_Written request_: Leave out the pictures and transcribe everything else exactly.

_The records_:
───
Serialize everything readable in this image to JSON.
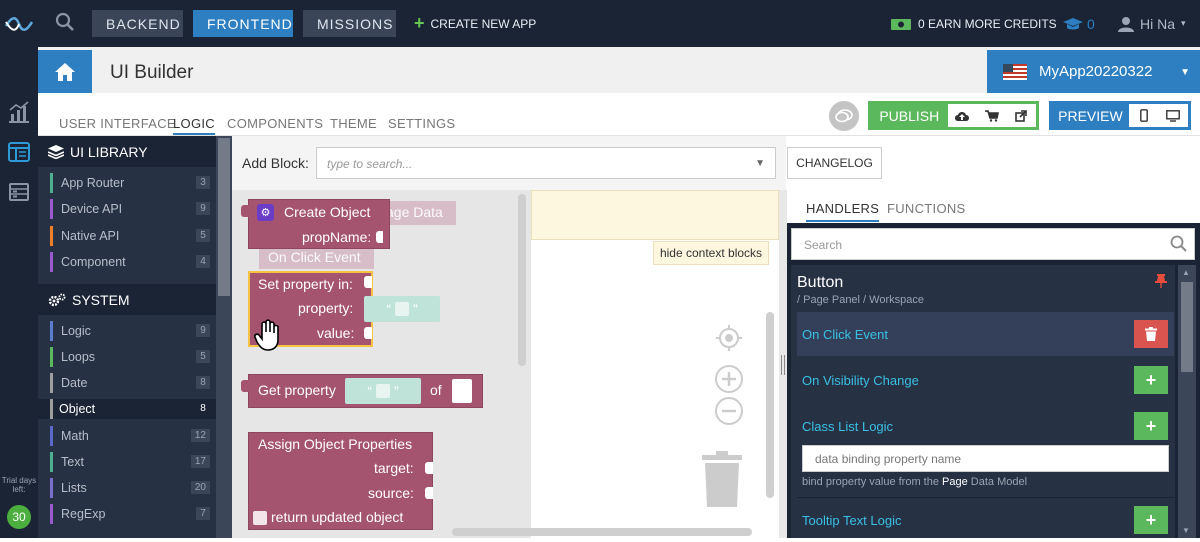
{
  "nav": {
    "backend": "BACKEND",
    "frontend": "FRONTEND",
    "missions": "MISSIONS",
    "create_new_app": "CREATE NEW APP",
    "earn_credits": "0 EARN MORE CREDITS",
    "cap_count": "0",
    "user": "Hi Na"
  },
  "trial": {
    "label": "Trial days left:",
    "days": "30"
  },
  "header": {
    "title": "UI Builder",
    "app_name": "MyApp20220322"
  },
  "tabs": [
    "USER INTERFACE",
    "LOGIC",
    "COMPONENTS",
    "THEME",
    "SETTINGS"
  ],
  "active_tab": "LOGIC",
  "publish": "PUBLISH",
  "preview": "PREVIEW",
  "sidebar": {
    "ui_library": "UI LIBRARY",
    "ui_items": [
      {
        "label": "App Router",
        "count": "3",
        "color": "#4caf8f"
      },
      {
        "label": "Device API",
        "count": "9",
        "color": "#9b59d0"
      },
      {
        "label": "Native API",
        "count": "5",
        "color": "#f07f2b"
      },
      {
        "label": "Component",
        "count": "4",
        "color": "#9b59d0"
      }
    ],
    "system": "SYSTEM",
    "system_items": [
      {
        "label": "Logic",
        "count": "9",
        "color": "#5b7ccc"
      },
      {
        "label": "Loops",
        "count": "5",
        "color": "#5cb85c"
      },
      {
        "label": "Date",
        "count": "8",
        "color": "#9e9e9e"
      },
      {
        "label": "Object",
        "count": "8",
        "color": "#9e9e9e"
      },
      {
        "label": "Math",
        "count": "12",
        "color": "#5b67c9"
      },
      {
        "label": "Text",
        "count": "17",
        "color": "#4caf8f"
      },
      {
        "label": "Lists",
        "count": "20",
        "color": "#7a6fcb"
      },
      {
        "label": "RegExp",
        "count": "7",
        "color": "#9b59d0"
      }
    ]
  },
  "editor": {
    "add_block_label": "Add Block:",
    "search_placeholder": "type to search...",
    "changelog": "CHANGELOG",
    "hide_context": "hide context blocks",
    "blocks": {
      "create_object": "Create Object",
      "prop_name": "propName:",
      "ghost_page_data": "age Data",
      "ghost_on_click": "On Click Event",
      "set_property_in": "Set property in:",
      "property": "property:",
      "value": "value:",
      "get_property": "Get property",
      "of": "of",
      "assign_object": "Assign Object Properties",
      "target": "target:",
      "source": "source:",
      "return_updated": "return updated object",
      "quote_open": "“",
      "quote_close": "”"
    }
  },
  "handlers": {
    "tab_handlers": "HANDLERS",
    "tab_functions": "FUNCTIONS",
    "search_placeholder": "Search",
    "component": "Button",
    "path": "/ Page Panel / Workspace",
    "rows": [
      "On Click Event",
      "On Visibility Change",
      "Class List Logic",
      "Tooltip Text Logic"
    ],
    "binding_placeholder": "data binding property name",
    "bind_hint_pre": "bind property value from the",
    "bind_hint_page": "Page",
    "bind_hint_post": "Data Model"
  }
}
───
_Exercise answer_:
Serialize everything readable in this image to JSON.
{
  "nav": {
    "backend": "BACKEND",
    "frontend": "FRONTEND",
    "missions": "MISSIONS",
    "create_new_app": "CREATE NEW APP",
    "earn_credits": "0 EARN MORE CREDITS",
    "cap_count": "0",
    "user": "Hi Na"
  },
  "trial": {
    "label": "Trial days left:",
    "days": "30"
  },
  "header": {
    "title": "UI Builder",
    "app_name": "MyApp20220322"
  },
  "tabs": [
    "USER INTERFACE",
    "LOGIC",
    "COMPONENTS",
    "THEME",
    "SETTINGS"
  ],
  "active_tab": "LOGIC",
  "publish": "PUBLISH",
  "preview": "PREVIEW",
  "sidebar": {
    "ui_library": "UI LIBRARY",
    "ui_items": [
      {
        "label": "App Router",
        "count": "3",
        "color": "#4caf8f"
      },
      {
        "label": "Device API",
        "count": "9",
        "color": "#9b59d0"
      },
      {
        "label": "Native API",
        "count": "5",
        "color": "#f07f2b"
      },
      {
        "label": "Component",
        "count": "4",
        "color": "#9b59d0"
      }
    ],
    "system": "SYSTEM",
    "system_items": [
      {
        "label": "Logic",
        "count": "9",
        "color": "#5b7ccc"
      },
      {
        "label": "Loops",
        "count": "5",
        "color": "#5cb85c"
      },
      {
        "label": "Date",
        "count": "8",
        "color": "#9e9e9e"
      },
      {
        "label": "Object",
        "count": "8",
        "color": "#9e9e9e"
      },
      {
        "label": "Math",
        "count": "12",
        "color": "#5b67c9"
      },
      {
        "label": "Text",
        "count": "17",
        "color": "#4caf8f"
      },
      {
        "label": "Lists",
        "count": "20",
        "color": "#7a6fcb"
      },
      {
        "label": "RegExp",
        "count": "7",
        "color": "#9b59d0"
      }
    ]
  },
  "editor": {
    "add_block_label": "Add Block:",
    "search_placeholder": "type to search...",
    "changelog": "CHANGELOG",
    "hide_context": "hide context blocks",
    "blocks": {
      "create_object": "Create Object",
      "prop_name": "propName:",
      "ghost_page_data": "age Data",
      "ghost_on_click": "On Click Event",
      "set_property_in": "Set property in:",
      "property": "property:",
      "value": "value:",
      "get_property": "Get property",
      "of": "of",
      "assign_object": "Assign Object Properties",
      "target": "target:",
      "source": "source:",
      "return_updated": "return updated object",
      "quote_open": "“",
      "quote_close": "”"
    }
  },
  "handlers": {
    "tab_handlers": "HANDLERS",
    "tab_functions": "FUNCTIONS",
    "search_placeholder": "Search",
    "component": "Button",
    "path": "/ Page Panel / Workspace",
    "rows": [
      "On Click Event",
      "On Visibility Change",
      "Class List Logic",
      "Tooltip Text Logic"
    ],
    "binding_placeholder": "data binding property name",
    "bind_hint_pre": "bind property value from the",
    "bind_hint_page": "Page",
    "bind_hint_post": "Data Model"
  }
}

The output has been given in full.